* **Source material**:

┄┄┄┄┄┄┄┄┄┄┄┄┄┄┄┄┄┄┄┄

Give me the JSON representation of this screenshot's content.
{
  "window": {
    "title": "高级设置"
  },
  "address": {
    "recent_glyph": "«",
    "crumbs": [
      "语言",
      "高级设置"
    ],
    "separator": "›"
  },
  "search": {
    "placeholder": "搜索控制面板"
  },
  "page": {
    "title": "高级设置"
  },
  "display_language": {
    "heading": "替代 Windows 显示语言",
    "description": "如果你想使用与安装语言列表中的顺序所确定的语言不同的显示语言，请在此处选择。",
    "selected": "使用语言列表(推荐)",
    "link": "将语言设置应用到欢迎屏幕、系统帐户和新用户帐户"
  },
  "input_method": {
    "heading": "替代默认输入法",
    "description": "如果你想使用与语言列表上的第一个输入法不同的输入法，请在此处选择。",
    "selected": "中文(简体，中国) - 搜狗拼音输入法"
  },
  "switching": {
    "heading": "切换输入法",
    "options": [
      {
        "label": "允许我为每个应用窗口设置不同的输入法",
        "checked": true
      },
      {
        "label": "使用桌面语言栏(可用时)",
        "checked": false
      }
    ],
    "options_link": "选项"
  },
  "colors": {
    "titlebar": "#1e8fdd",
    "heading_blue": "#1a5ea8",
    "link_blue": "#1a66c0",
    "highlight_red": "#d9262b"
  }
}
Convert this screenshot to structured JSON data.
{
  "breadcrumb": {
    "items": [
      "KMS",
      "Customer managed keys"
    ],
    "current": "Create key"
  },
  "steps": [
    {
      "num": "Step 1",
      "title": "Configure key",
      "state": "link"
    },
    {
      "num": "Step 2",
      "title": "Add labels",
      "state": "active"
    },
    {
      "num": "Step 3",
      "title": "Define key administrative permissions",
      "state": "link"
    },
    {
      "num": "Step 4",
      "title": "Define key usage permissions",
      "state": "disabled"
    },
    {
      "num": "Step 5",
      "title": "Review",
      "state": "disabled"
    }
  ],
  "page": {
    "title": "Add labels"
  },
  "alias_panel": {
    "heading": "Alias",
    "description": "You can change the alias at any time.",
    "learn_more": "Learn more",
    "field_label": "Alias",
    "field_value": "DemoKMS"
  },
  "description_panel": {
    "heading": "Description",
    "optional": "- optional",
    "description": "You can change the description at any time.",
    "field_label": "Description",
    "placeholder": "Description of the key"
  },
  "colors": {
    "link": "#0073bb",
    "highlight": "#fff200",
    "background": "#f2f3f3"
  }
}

┄┄┄┄┄┄┄┄┄┄┄┄┄┄┄┄┄┄┄┄

* **Directions**:
Write out every entry again, keeping each line exactly the same.

* **Solved problem**:
Give me the JSON representation of this screenshot's content.
{
  "window": {
    "title": "高级设置"
  },
  "address": {
    "recent_glyph": "«",
    "crumbs": [
      "语言",
      "高级设置"
    ],
    "separator": "›"
  },
  "search": {
    "placeholder": "搜索控制面板"
  },
  "page": {
    "title": "高级设置"
  },
  "display_language": {
    "heading": "替代 Windows 显示语言",
    "description": "如果你想使用与安装语言列表中的顺序所确定的语言不同的显示语言，请在此处选择。",
    "selected": "使用语言列表(推荐)",
    "link": "将语言设置应用到欢迎屏幕、系统帐户和新用户帐户"
  },
  "input_method": {
    "heading": "替代默认输入法",
    "description": "如果你想使用与语言列表上的第一个输入法不同的输入法，请在此处选择。",
    "selected": "中文(简体，中国) - 搜狗拼音输入法"
  },
  "switching": {
    "heading": "切换输入法",
    "options": [
      {
        "label": "允许我为每个应用窗口设置不同的输入法",
        "checked": true
      },
      {
        "label": "使用桌面语言栏(可用时)",
        "checked": false
      }
    ],
    "options_link": "选项"
  },
  "colors": {
    "titlebar": "#1e8fdd",
    "heading_blue": "#1a5ea8",
    "link_blue": "#1a66c0",
    "highlight_red": "#d9262b"
  }
}
Convert this screenshot to structured JSON data.
{
  "breadcrumb": {
    "items": [
      "KMS",
      "Customer managed keys"
    ],
    "current": "Create key"
  },
  "steps": [
    {
      "num": "Step 1",
      "title": "Configure key",
      "state": "link"
    },
    {
      "num": "Step 2",
      "title": "Add labels",
      "state": "active"
    },
    {
      "num": "Step 3",
      "title": "Define key administrative permissions",
      "state": "link"
    },
    {
      "num": "Step 4",
      "title": "Define key usage permissions",
      "state": "disabled"
    },
    {
      "num": "Step 5",
      "title": "Review",
      "state": "disabled"
    }
  ],
  "page": {
    "title": "Add labels"
  },
  "alias_panel": {
    "heading": "Alias",
    "description": "You can change the alias at any time.",
    "learn_more": "Learn more",
    "field_label": "Alias",
    "field_value": "DemoKMS"
  },
  "description_panel": {
    "heading": "Description",
    "optional": "- optional",
    "description": "You can change the description at any time.",
    "field_label": "Description",
    "placeholder": "Description of the key"
  },
  "colors": {
    "link": "#0073bb",
    "highlight": "#fff200",
    "background": "#f2f3f3"
  }
}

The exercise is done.